▸ **Brief**
Reproduce the material below with every instance of "treasure-chest-icon" changed to "reward-chest-icon" and nothing else altered. Leave the pictures out.
== == ==
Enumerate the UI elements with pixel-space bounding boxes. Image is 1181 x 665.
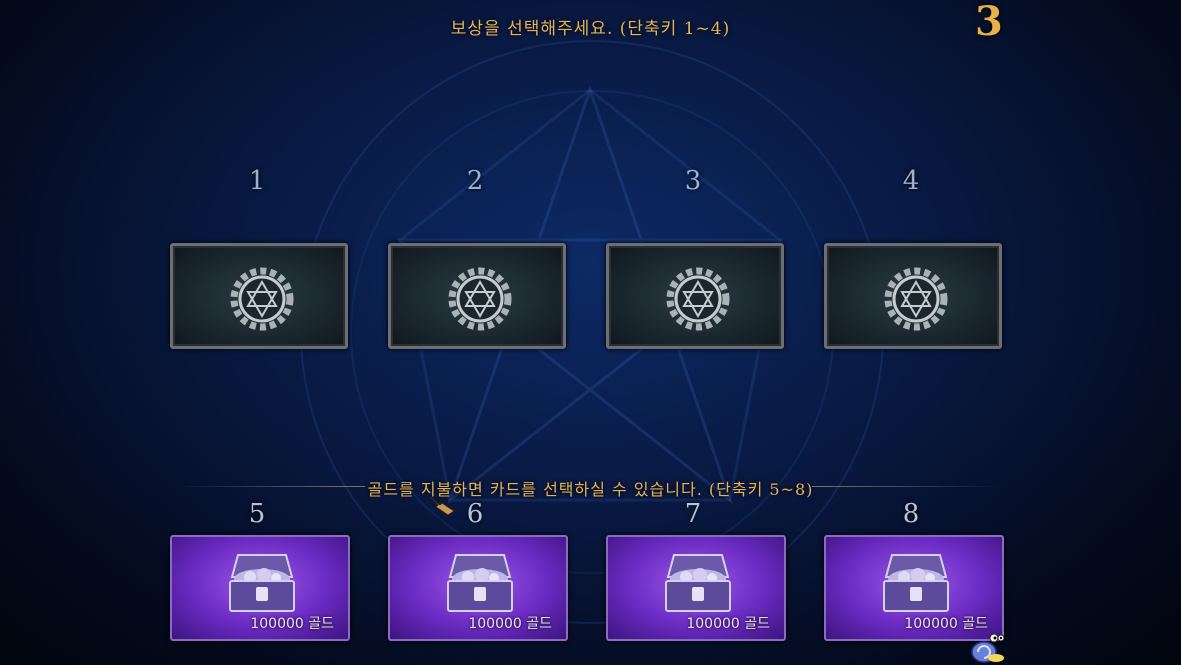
gold-card-5[interactable]: 100000 골드 [170,535,350,641]
treasure-chest-icon [665,554,731,612]
gear-star-icon [230,267,294,331]
treasure-chest-icon [447,554,513,612]
reward-card-4[interactable] [824,243,1002,349]
gold-cost-label: 100000 골드 [468,616,552,632]
countdown-timer: 3 [975,0,1003,45]
card-number-8: 8 [902,499,920,529]
card-number-4: 4 [902,166,920,196]
gear-star-icon [448,267,512,331]
gold-card-6[interactable]: 100000 골드 [388,535,568,641]
gold-cost-label: 100000 골드 [686,616,770,632]
treasure-chest-icon [883,554,949,612]
gold-card-7[interactable]: 100000 골드 [606,535,786,641]
card-number-5: 5 [248,499,266,529]
gear-star-icon [666,267,730,331]
card-number-7: 7 [684,499,702,529]
reward-card-2[interactable] [388,243,566,349]
reward-select-title: 보상을 선택해주세요. (단축키 1~4) [450,19,731,39]
reward-card-1[interactable] [170,243,348,349]
card-number-6: 6 [466,499,484,529]
gold-cost-label: 100000 골드 [250,616,334,632]
mouse-cursor-icon [429,496,455,516]
card-number-2: 2 [466,166,484,196]
card-number-3: 3 [684,166,702,196]
gold-card-8[interactable]: 100000 골드 [824,535,1004,641]
reward-card-3[interactable] [606,243,784,349]
snail-mascot-icon [971,633,1004,663]
gear-star-icon [884,267,948,331]
gold-select-subtitle: 골드를 지불하면 카드를 선택하실 수 있습니다. (단축키 5~8) [367,480,814,499]
treasure-chest-icon [229,554,295,612]
card-number-1: 1 [248,166,266,196]
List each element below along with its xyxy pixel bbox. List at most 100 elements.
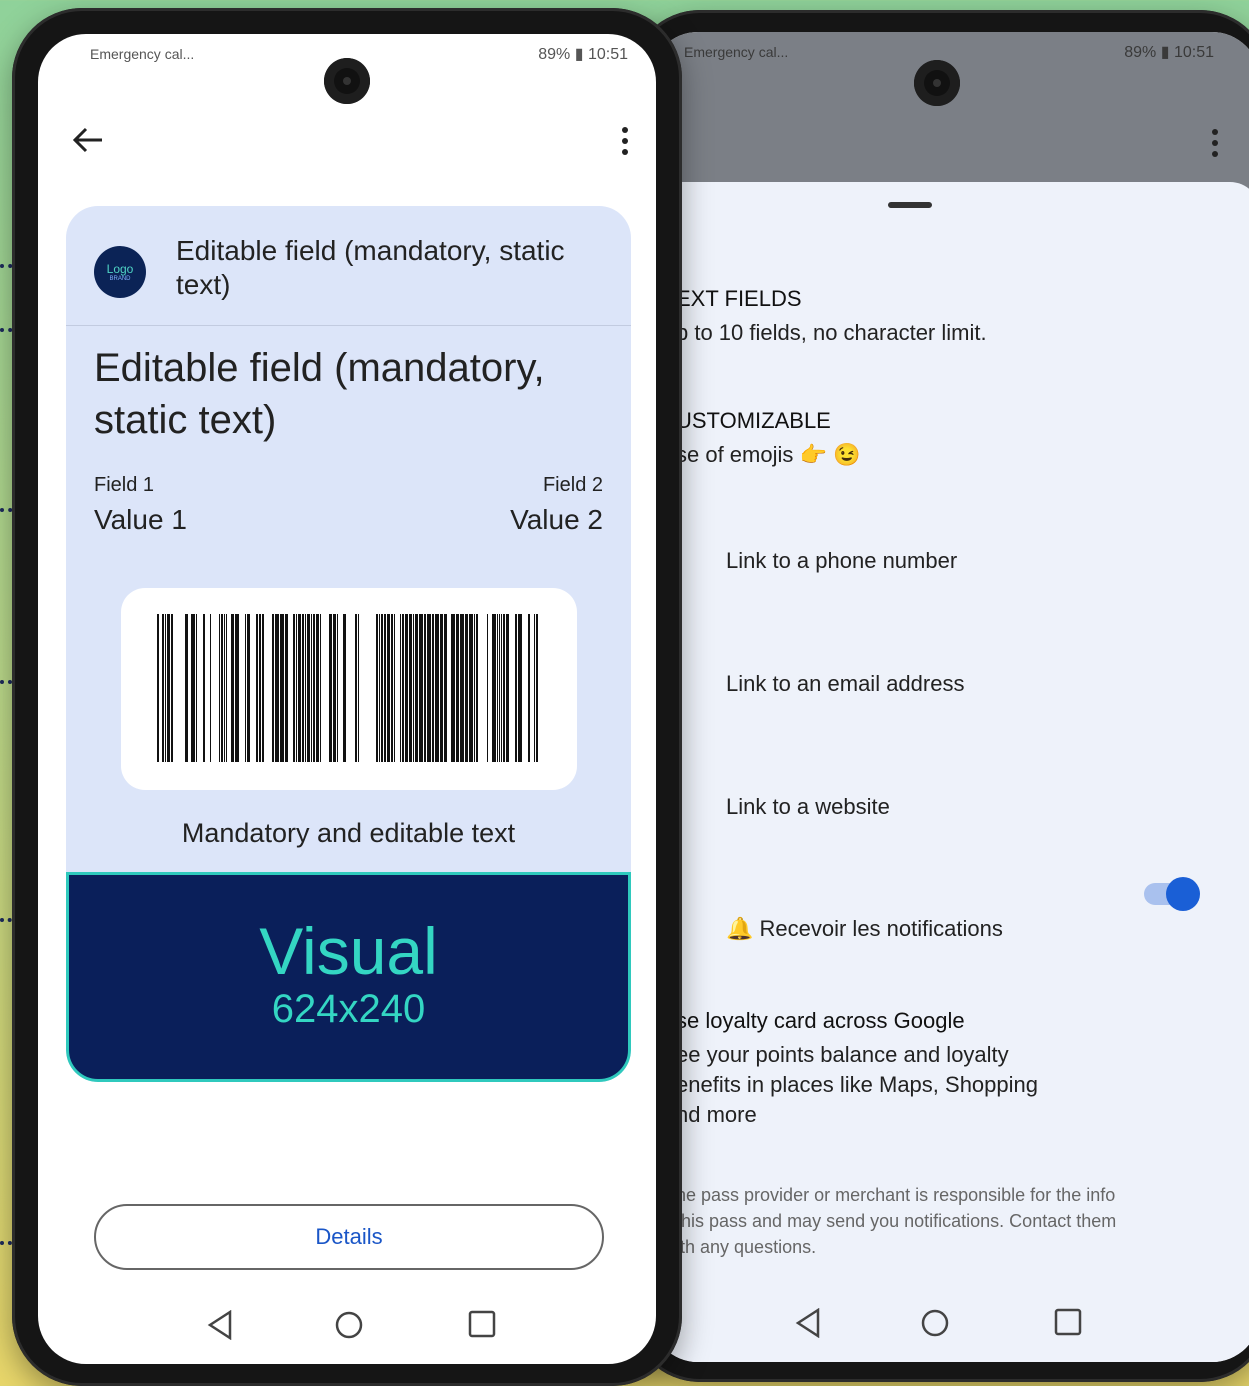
barcode	[157, 614, 538, 762]
back-arrow-icon[interactable]	[72, 126, 104, 159]
barcode-bar	[316, 614, 319, 762]
toggle-knob	[1166, 877, 1200, 911]
barcode-bar	[427, 614, 431, 762]
card-header-text: Editable field (mandatory, static text)	[176, 235, 565, 300]
status-left: Emergency cal...	[90, 46, 195, 62]
barcode-bar	[503, 614, 505, 762]
barcode-bar	[432, 614, 434, 762]
barcode-bar	[247, 614, 250, 762]
loyalty-body-line-1: ee your points balance and loyalty	[676, 1042, 1009, 1067]
barcode-bar	[460, 614, 464, 762]
barcode-bar	[157, 614, 159, 762]
field-1-value: Value 1	[94, 504, 187, 535]
details-button[interactable]: Details	[94, 1204, 604, 1270]
barcode-bar	[329, 614, 332, 762]
link-phone-label: Link to a phone number	[726, 548, 958, 573]
barcode-bar	[435, 614, 439, 762]
barcode-bar	[413, 614, 414, 762]
barcode-bar	[394, 614, 395, 762]
barcode-bar	[226, 614, 227, 762]
barcode-bar	[534, 614, 535, 762]
link-notifications[interactable]: 🔔 Recevoir les notifications	[650, 910, 1249, 950]
hero-visual: Visual 624x240	[66, 872, 631, 1082]
barcode-bar	[259, 614, 261, 762]
barcode-bar	[171, 614, 173, 762]
barcode-bar	[440, 614, 443, 762]
visual-title: Visual	[259, 914, 438, 988]
barcode-bar	[224, 614, 225, 762]
barcode-bar	[293, 614, 295, 762]
barcode-bar	[487, 614, 488, 762]
barcode-bar	[451, 614, 455, 762]
right-phone: Emergency cal... 89% ▮ 10:51 EXT FIELDS …	[630, 10, 1249, 1382]
sheet-handle[interactable]	[888, 202, 932, 208]
barcode-bar	[275, 614, 279, 762]
barcode-container	[121, 588, 577, 790]
barcode-bar	[444, 614, 447, 762]
link-notifications-label: 🔔 Recevoir les notifications	[726, 916, 1003, 941]
barcode-bar	[337, 614, 338, 762]
link-website-label: Link to a website	[726, 794, 890, 819]
navigation-bar	[38, 1296, 656, 1356]
barcode-bar	[379, 614, 380, 762]
overflow-menu-icon[interactable]	[622, 126, 628, 161]
barcode-bar	[456, 614, 459, 762]
barcode-bar	[381, 614, 383, 762]
barcode-bar	[506, 614, 509, 762]
barcode-bar	[358, 614, 359, 762]
barcode-bar	[409, 614, 412, 762]
right-phone-screen: Emergency cal... 89% ▮ 10:51 EXT FIELDS …	[650, 32, 1249, 1362]
link-phone-number[interactable]: Link to a phone number	[650, 542, 1249, 582]
barcode-bar	[465, 614, 468, 762]
logo-text: Logo	[106, 262, 134, 276]
overflow-menu-icon[interactable]	[1212, 128, 1218, 158]
barcode-bar	[165, 614, 166, 762]
logo-subtext: BRAND	[109, 276, 131, 282]
status-right: 89% ▮ 10:51	[1124, 44, 1214, 61]
bottom-sheet: EXT FIELDS p to 10 fields, no character …	[650, 182, 1249, 1362]
barcode-bar	[501, 614, 502, 762]
loyalty-card: Logo BRAND Editable field (mandatory, st…	[66, 206, 631, 1082]
barcode-bar	[285, 614, 288, 762]
disclaimer-line-2: this pass and may send you notifications…	[676, 1211, 1117, 1231]
barcode-bar	[245, 614, 246, 762]
barcode-bar	[492, 614, 496, 762]
barcode-bar	[333, 614, 336, 762]
barcode-bar	[185, 614, 188, 762]
link-email-address[interactable]: Link to an email address	[650, 665, 1249, 705]
link-website[interactable]: Link to a website	[650, 788, 1249, 828]
home-nav-icon[interactable]	[920, 1308, 950, 1338]
barcode-bar	[262, 614, 264, 762]
back-nav-icon[interactable]	[794, 1308, 822, 1338]
barcode-bar	[343, 614, 346, 762]
barcode-bar	[302, 614, 304, 762]
recents-nav-icon[interactable]	[468, 1310, 496, 1338]
barcode-bar	[536, 614, 538, 762]
back-nav-icon[interactable]	[206, 1310, 234, 1340]
barcode-bar	[355, 614, 357, 762]
barcode-bar	[400, 614, 401, 762]
customizable-title: USTOMIZABLE	[676, 408, 831, 433]
front-camera	[324, 58, 370, 104]
barcode-bar	[515, 614, 517, 762]
status-right: 89% ▮ 10:51	[538, 46, 628, 63]
barcode-bar	[387, 614, 390, 762]
loyalty-title: se loyalty card across Google	[676, 1008, 965, 1033]
barcode-bar	[528, 614, 530, 762]
barcode-bar	[405, 614, 408, 762]
barcode-bar	[305, 614, 306, 762]
card-divider	[66, 325, 631, 326]
barcode-bar	[419, 614, 423, 762]
home-nav-icon[interactable]	[334, 1310, 364, 1340]
barcode-bar	[474, 614, 475, 762]
barcode-bar	[320, 614, 321, 762]
navigation-bar	[650, 1294, 1249, 1354]
loyalty-toggle[interactable]	[1144, 876, 1200, 911]
field-1-label: Field 1	[94, 474, 155, 496]
barcode-bar	[167, 614, 170, 762]
recents-nav-icon[interactable]	[1054, 1308, 1082, 1336]
brand-logo: Logo BRAND	[94, 246, 146, 298]
text-fields-body: p to 10 fields, no character limit.	[676, 320, 987, 345]
disclaimer: he pass provider or merchant is responsi…	[676, 1182, 1216, 1260]
front-camera	[914, 60, 960, 106]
== == ==
▸ **Answer to this task**
Enumerate the UI elements with pixel-space bounding boxes. Image is 1181 x 665.
gold-card-5[interactable]: 100000 골드 [170,535,350,641]
reward-chest-icon [665,554,731,612]
gear-star-icon [230,267,294,331]
reward-chest-icon [447,554,513,612]
reward-card-4[interactable] [824,243,1002,349]
gold-cost-label: 100000 골드 [468,616,552,632]
countdown-timer: 3 [975,0,1003,45]
card-number-8: 8 [902,499,920,529]
card-number-4: 4 [902,166,920,196]
gear-star-icon [448,267,512,331]
gold-card-6[interactable]: 100000 골드 [388,535,568,641]
gold-cost-label: 100000 골드 [686,616,770,632]
reward-chest-icon [883,554,949,612]
gold-card-7[interactable]: 100000 골드 [606,535,786,641]
card-number-5: 5 [248,499,266,529]
gear-star-icon [666,267,730,331]
card-number-7: 7 [684,499,702,529]
reward-card-2[interactable] [388,243,566,349]
reward-select-title: 보상을 선택해주세요. (단축키 1~4) [450,19,731,39]
reward-card-1[interactable] [170,243,348,349]
card-number-6: 6 [466,499,484,529]
gold-cost-label: 100000 골드 [250,616,334,632]
mouse-cursor-icon [429,496,455,516]
card-number-2: 2 [466,166,484,196]
card-number-3: 3 [684,166,702,196]
gold-card-8[interactable]: 100000 골드 [824,535,1004,641]
reward-card-3[interactable] [606,243,784,349]
snail-mascot-icon [971,633,1004,663]
gear-star-icon [884,267,948,331]
gold-select-subtitle: 골드를 지불하면 카드를 선택하실 수 있습니다. (단축키 5~8) [367,480,814,499]
reward-chest-icon [229,554,295,612]
card-number-1: 1 [248,166,266,196]
List each element below along with its xyxy pixel bbox. List at most 100 elements.
barcode	[157, 614, 538, 762]
back-arrow-icon[interactable]	[72, 126, 104, 159]
barcode-bar	[316, 614, 319, 762]
toggle-knob	[1166, 877, 1200, 911]
barcode-bar	[427, 614, 431, 762]
card-header-text: Editable field (mandatory, static text)	[176, 235, 565, 300]
status-left: Emergency cal...	[90, 46, 195, 62]
barcode-bar	[503, 614, 505, 762]
barcode-bar	[432, 614, 434, 762]
barcode-bar	[247, 614, 250, 762]
loyalty-body-line-1: ee your points balance and loyalty	[676, 1042, 1009, 1067]
barcode-bar	[460, 614, 464, 762]
barcode-bar	[157, 614, 159, 762]
field-1-value: Value 1	[94, 504, 187, 535]
details-button[interactable]: Details	[94, 1204, 604, 1270]
barcode-bar	[329, 614, 332, 762]
link-phone-label: Link to a phone number	[726, 548, 958, 573]
barcode-bar	[435, 614, 439, 762]
barcode-bar	[413, 614, 414, 762]
barcode-bar	[394, 614, 395, 762]
barcode-bar	[226, 614, 227, 762]
barcode-bar	[534, 614, 535, 762]
link-notifications[interactable]: 🔔 Recevoir les notifications	[650, 910, 1249, 950]
hero-visual: Visual 624x240	[66, 872, 631, 1082]
barcode-bar	[259, 614, 261, 762]
barcode-bar	[171, 614, 173, 762]
barcode-bar	[440, 614, 443, 762]
visual-title: Visual	[259, 914, 438, 988]
barcode-bar	[224, 614, 225, 762]
barcode-bar	[293, 614, 295, 762]
barcode-bar	[487, 614, 488, 762]
barcode-bar	[451, 614, 455, 762]
right-phone: Emergency cal... 89% ▮ 10:51 EXT FIELDS …	[630, 10, 1249, 1382]
sheet-handle[interactable]	[888, 202, 932, 208]
barcode-bar	[275, 614, 279, 762]
barcode-container	[121, 588, 577, 790]
barcode-bar	[444, 614, 447, 762]
link-notifications-label: 🔔 Recevoir les notifications	[726, 916, 1003, 941]
barcode-bar	[337, 614, 338, 762]
link-website-label: Link to a website	[726, 794, 890, 819]
navigation-bar	[38, 1296, 656, 1356]
barcode-bar	[379, 614, 380, 762]
overflow-menu-icon[interactable]	[622, 126, 628, 161]
barcode-bar	[456, 614, 459, 762]
barcode-bar	[381, 614, 383, 762]
barcode-bar	[506, 614, 509, 762]
barcode-bar	[358, 614, 359, 762]
barcode-bar	[409, 614, 412, 762]
right-phone-screen: Emergency cal... 89% ▮ 10:51 EXT FIELDS …	[650, 32, 1249, 1362]
link-phone-number[interactable]: Link to a phone number	[650, 542, 1249, 582]
barcode-bar	[465, 614, 468, 762]
logo-text: Logo	[106, 262, 134, 276]
overflow-menu-icon[interactable]	[1212, 128, 1218, 158]
barcode-bar	[165, 614, 166, 762]
logo-subtext: BRAND	[109, 276, 131, 282]
status-right: 89% ▮ 10:51	[1124, 44, 1214, 61]
bottom-sheet: EXT FIELDS p to 10 fields, no character …	[650, 182, 1249, 1362]
barcode-bar	[501, 614, 502, 762]
loyalty-card: Logo BRAND Editable field (mandatory, st…	[66, 206, 631, 1082]
barcode-bar	[285, 614, 288, 762]
disclaimer-line-2: this pass and may send you notifications…	[676, 1211, 1117, 1231]
barcode-bar	[245, 614, 246, 762]
barcode-bar	[492, 614, 496, 762]
barcode-bar	[333, 614, 336, 762]
barcode-bar	[185, 614, 188, 762]
link-email-address[interactable]: Link to an email address	[650, 665, 1249, 705]
link-website[interactable]: Link to a website	[650, 788, 1249, 828]
home-nav-icon[interactable]	[920, 1308, 950, 1338]
barcode-bar	[262, 614, 264, 762]
back-nav-icon[interactable]	[794, 1308, 822, 1338]
barcode-bar	[343, 614, 346, 762]
barcode-bar	[302, 614, 304, 762]
recents-nav-icon[interactable]	[468, 1310, 496, 1338]
barcode-bar	[536, 614, 538, 762]
back-nav-icon[interactable]	[206, 1310, 234, 1340]
barcode-bar	[355, 614, 357, 762]
barcode-bar	[400, 614, 401, 762]
customizable-title: USTOMIZABLE	[676, 408, 831, 433]
front-camera	[324, 58, 370, 104]
barcode-bar	[515, 614, 517, 762]
status-right: 89% ▮ 10:51	[538, 46, 628, 63]
barcode-bar	[387, 614, 390, 762]
loyalty-title: se loyalty card across Google	[676, 1008, 965, 1033]
barcode-bar	[528, 614, 530, 762]
barcode-bar	[405, 614, 408, 762]
barcode-bar	[305, 614, 306, 762]
card-divider	[66, 325, 631, 326]
barcode-bar	[419, 614, 423, 762]
home-nav-icon[interactable]	[334, 1310, 364, 1340]
barcode-bar	[474, 614, 475, 762]
barcode-bar	[320, 614, 321, 762]
navigation-bar	[650, 1294, 1249, 1354]
loyalty-toggle[interactable]	[1144, 876, 1200, 911]
field-1-label: Field 1	[94, 474, 155, 496]
barcode-bar	[167, 614, 170, 762]
recents-nav-icon[interactable]	[1054, 1308, 1082, 1336]
brand-logo: Logo BRAND	[94, 246, 146, 298]
text-fields-body: p to 10 fields, no character limit.	[676, 320, 987, 345]
disclaimer: he pass provider or merchant is responsi…	[676, 1182, 1216, 1260]
front-camera	[914, 60, 960, 106]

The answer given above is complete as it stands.